▸ **DATA ROWS**:
-*-
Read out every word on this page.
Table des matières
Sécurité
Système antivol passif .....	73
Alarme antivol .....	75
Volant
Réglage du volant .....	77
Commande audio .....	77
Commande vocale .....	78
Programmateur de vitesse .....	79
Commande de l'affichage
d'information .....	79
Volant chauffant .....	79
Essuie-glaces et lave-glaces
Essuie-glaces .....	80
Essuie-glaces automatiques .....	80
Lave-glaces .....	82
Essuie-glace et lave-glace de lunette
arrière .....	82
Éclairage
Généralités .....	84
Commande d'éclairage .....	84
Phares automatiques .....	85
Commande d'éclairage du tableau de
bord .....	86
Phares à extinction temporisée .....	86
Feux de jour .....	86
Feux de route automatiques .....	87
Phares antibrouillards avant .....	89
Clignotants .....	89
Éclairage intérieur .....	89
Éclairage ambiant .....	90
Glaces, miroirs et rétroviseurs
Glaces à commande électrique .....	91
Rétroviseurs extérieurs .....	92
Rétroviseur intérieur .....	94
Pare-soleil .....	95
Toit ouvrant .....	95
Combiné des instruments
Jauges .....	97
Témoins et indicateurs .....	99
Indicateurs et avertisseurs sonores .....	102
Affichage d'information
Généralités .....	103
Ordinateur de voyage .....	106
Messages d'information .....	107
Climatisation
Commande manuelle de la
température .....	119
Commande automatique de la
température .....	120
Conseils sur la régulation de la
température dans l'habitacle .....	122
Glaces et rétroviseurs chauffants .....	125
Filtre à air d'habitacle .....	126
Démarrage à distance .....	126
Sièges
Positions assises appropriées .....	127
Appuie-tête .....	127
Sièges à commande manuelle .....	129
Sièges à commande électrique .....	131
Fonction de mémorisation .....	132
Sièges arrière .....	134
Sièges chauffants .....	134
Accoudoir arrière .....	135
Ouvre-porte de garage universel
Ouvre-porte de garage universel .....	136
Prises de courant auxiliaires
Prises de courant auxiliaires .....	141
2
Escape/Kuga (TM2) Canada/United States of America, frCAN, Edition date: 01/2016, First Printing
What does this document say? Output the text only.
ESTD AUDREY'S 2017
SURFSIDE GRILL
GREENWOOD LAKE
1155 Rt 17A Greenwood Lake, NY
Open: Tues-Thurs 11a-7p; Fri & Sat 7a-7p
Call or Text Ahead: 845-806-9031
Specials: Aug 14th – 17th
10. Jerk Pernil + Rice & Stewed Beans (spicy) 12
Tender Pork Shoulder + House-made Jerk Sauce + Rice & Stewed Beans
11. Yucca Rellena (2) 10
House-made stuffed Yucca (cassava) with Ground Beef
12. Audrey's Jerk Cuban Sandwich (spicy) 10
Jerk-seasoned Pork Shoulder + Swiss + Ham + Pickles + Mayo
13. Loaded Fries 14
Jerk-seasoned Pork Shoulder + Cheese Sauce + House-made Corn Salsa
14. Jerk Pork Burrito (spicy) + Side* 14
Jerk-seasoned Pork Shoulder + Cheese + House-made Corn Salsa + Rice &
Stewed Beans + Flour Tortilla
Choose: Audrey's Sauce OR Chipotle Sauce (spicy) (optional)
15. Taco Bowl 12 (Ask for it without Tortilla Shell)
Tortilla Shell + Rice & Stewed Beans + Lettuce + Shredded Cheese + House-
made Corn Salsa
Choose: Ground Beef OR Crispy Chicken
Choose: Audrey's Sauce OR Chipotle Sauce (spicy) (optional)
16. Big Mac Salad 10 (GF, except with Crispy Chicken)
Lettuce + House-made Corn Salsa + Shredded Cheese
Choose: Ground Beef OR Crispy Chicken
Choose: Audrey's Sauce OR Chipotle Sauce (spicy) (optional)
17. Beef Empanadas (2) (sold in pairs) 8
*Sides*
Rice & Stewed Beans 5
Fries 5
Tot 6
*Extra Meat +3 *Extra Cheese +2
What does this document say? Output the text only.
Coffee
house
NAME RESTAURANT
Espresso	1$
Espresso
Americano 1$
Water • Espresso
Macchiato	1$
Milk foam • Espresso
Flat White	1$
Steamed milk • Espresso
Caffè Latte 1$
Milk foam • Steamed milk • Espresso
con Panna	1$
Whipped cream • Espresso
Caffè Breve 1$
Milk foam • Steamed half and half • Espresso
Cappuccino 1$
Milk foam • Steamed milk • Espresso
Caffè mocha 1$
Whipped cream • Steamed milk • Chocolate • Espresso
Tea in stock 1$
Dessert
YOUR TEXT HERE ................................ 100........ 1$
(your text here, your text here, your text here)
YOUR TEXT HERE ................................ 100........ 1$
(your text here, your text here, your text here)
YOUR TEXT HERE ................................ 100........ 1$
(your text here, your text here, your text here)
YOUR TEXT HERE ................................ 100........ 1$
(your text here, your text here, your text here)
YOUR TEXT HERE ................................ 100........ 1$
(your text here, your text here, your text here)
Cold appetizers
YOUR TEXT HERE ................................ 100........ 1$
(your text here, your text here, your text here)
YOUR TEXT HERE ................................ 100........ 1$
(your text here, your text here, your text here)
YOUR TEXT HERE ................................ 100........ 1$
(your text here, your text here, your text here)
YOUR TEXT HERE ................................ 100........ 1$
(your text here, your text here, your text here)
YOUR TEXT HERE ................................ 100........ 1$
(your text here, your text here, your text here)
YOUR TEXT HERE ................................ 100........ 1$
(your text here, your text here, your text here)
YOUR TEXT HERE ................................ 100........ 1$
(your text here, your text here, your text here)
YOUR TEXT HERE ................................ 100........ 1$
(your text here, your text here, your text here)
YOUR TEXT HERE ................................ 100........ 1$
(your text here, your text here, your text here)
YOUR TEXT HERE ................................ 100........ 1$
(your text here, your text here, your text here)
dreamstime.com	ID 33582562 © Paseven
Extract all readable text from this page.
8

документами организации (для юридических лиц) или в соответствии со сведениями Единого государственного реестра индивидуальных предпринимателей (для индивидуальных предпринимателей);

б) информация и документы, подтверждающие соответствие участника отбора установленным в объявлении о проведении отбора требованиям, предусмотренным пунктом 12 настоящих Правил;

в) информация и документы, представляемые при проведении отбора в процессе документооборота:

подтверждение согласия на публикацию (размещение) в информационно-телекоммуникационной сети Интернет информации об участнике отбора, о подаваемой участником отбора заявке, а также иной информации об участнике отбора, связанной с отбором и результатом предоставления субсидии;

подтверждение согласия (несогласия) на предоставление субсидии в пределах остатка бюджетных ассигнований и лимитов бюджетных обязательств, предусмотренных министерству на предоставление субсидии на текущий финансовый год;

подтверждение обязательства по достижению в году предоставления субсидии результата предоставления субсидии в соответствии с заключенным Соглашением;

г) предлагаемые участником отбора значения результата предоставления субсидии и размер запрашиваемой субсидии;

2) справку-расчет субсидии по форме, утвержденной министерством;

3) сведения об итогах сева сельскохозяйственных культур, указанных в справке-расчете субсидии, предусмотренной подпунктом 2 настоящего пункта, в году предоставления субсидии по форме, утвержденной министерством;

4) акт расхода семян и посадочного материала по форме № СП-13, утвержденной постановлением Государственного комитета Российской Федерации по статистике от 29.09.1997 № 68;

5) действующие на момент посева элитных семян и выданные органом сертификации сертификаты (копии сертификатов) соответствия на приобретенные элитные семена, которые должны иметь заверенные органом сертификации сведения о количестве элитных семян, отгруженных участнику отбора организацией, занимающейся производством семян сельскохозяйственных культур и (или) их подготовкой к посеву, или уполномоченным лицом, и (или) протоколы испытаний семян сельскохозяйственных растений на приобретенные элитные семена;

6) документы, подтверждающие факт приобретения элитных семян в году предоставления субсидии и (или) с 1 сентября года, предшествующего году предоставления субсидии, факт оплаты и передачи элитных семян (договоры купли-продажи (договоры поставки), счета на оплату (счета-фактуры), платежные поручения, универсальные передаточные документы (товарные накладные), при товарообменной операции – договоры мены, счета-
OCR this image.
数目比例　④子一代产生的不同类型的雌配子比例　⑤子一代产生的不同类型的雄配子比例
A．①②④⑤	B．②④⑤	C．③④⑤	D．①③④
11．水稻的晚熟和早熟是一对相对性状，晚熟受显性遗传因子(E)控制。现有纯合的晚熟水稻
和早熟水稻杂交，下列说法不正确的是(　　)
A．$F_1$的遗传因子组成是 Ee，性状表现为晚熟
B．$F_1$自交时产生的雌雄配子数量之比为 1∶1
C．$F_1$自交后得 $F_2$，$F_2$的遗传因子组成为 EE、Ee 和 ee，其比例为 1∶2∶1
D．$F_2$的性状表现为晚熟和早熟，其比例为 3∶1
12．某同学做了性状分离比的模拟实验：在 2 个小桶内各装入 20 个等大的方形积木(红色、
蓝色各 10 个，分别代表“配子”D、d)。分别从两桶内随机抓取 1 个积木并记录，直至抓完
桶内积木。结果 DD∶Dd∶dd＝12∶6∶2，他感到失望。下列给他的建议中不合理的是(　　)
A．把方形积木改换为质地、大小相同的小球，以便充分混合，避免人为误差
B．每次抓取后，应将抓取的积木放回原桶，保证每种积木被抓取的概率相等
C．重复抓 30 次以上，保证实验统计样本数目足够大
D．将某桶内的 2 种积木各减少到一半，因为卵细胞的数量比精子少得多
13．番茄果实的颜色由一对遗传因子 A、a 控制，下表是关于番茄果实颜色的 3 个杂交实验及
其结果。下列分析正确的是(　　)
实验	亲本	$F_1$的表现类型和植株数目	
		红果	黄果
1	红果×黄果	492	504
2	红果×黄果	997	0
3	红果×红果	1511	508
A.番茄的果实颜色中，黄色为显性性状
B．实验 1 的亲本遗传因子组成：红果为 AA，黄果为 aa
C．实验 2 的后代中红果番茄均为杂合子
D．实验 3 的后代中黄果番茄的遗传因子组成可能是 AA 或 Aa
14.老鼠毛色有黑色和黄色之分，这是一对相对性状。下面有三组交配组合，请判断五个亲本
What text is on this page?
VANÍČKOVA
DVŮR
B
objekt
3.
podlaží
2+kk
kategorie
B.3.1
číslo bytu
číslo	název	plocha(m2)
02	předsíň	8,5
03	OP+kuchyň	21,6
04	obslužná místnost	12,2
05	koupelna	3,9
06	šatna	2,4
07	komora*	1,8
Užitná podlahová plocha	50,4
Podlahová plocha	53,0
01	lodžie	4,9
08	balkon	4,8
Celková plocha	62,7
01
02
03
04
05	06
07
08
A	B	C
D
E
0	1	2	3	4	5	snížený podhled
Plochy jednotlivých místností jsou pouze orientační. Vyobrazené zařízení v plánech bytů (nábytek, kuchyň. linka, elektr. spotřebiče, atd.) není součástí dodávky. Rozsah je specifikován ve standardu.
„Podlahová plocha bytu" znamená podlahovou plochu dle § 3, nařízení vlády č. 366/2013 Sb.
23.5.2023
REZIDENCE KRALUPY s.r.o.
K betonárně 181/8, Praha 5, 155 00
-*-
▸ **DIRECTIONS FOR THIS TASK**: Select and copy every line of the listing with the word "Shoulder".

▸ **WORKED ANSWER**:
Tender Pork Shoulder + House-made Jerk Sauce + Rice & Stewed Beans
Jerk-seasoned Pork Shoulder + Swiss + Ham + Pickles + Mayo
Jerk-seasoned Pork Shoulder + Cheese Sauce + House-made Corn Salsa
Jerk-seasoned Pork Shoulder + Cheese + House-made Corn Salsa + Rice &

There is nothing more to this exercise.